GIVEN ENTRIES »
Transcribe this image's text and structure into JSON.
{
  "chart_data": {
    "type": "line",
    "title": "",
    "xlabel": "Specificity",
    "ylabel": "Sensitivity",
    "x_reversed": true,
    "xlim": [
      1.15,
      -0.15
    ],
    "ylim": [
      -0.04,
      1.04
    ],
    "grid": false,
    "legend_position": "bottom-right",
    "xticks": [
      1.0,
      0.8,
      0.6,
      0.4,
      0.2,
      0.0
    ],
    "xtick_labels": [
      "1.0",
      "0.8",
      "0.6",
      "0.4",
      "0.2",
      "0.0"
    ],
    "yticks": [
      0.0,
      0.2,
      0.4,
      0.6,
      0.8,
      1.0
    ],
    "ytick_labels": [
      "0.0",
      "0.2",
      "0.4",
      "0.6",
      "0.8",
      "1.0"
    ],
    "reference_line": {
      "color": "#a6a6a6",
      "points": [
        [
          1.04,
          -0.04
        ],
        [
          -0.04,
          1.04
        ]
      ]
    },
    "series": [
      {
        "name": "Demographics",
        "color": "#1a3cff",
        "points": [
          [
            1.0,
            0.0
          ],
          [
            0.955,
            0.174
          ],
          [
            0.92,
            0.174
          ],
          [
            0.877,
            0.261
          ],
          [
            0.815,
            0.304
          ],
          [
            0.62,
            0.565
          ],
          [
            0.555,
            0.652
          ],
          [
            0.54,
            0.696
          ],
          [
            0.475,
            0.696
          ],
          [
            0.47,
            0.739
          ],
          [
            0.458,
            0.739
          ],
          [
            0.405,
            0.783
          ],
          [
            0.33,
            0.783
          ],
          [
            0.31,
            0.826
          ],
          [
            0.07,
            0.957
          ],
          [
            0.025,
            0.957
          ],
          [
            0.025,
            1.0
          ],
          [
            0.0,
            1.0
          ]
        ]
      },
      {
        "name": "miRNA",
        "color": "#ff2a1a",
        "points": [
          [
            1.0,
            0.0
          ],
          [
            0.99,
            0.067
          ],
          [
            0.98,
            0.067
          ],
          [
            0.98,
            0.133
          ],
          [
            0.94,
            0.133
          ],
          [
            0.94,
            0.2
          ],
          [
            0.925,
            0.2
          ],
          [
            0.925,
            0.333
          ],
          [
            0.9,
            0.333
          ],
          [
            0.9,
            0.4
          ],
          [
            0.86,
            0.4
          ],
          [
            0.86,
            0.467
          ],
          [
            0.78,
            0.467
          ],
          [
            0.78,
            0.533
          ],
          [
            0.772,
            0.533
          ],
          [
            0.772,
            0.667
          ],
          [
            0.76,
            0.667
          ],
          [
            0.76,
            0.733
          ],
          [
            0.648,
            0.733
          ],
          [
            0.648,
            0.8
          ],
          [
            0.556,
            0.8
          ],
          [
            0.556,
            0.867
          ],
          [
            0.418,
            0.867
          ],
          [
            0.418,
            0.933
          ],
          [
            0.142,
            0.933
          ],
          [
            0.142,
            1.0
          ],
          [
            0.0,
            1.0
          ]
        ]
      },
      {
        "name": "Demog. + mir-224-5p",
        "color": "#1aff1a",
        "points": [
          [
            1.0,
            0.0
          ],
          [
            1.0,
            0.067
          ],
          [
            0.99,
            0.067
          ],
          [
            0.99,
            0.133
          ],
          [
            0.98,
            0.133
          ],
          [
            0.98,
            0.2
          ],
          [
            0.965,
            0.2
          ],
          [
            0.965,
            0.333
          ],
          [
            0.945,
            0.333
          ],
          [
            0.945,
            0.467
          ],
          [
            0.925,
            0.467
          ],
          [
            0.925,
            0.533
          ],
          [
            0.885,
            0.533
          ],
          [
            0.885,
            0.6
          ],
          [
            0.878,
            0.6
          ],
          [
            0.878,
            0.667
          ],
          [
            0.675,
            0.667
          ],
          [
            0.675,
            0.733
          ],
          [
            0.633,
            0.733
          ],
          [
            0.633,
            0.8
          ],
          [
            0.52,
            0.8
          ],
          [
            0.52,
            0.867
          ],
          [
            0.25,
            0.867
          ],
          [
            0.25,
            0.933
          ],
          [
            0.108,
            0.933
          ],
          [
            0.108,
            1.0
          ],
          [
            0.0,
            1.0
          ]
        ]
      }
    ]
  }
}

TO BE DONE »
Across the entries, how many lines contain "color"? Reply with the number only.

COMPLETE ANSWER »
4